Stated task:
Which lines in the records below contain the word "label"? Copy each of them.

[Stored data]
start
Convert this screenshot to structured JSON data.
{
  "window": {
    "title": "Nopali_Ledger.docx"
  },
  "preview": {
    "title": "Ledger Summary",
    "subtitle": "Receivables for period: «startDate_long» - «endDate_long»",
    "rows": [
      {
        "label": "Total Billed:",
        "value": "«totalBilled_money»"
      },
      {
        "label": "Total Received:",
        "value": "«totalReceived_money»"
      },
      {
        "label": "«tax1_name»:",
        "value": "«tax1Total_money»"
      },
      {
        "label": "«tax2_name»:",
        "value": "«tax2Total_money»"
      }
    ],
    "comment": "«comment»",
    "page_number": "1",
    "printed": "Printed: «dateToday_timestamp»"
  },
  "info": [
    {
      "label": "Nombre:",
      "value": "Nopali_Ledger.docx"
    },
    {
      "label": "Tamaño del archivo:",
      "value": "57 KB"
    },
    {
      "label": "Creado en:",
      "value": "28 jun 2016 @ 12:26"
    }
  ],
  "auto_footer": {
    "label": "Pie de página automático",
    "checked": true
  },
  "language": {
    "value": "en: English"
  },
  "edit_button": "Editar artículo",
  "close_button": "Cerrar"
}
end
Expected output:
        "label": "Total Billed:",
        "label": "Total Received:",
        "label": "«tax1_name»:",
        "label": "«tax2_name»:",
      "label": "Nombre:",
      "label": "Tamaño del archivo:",
      "label": "Creado en:",
    "label": "Pie de página automático",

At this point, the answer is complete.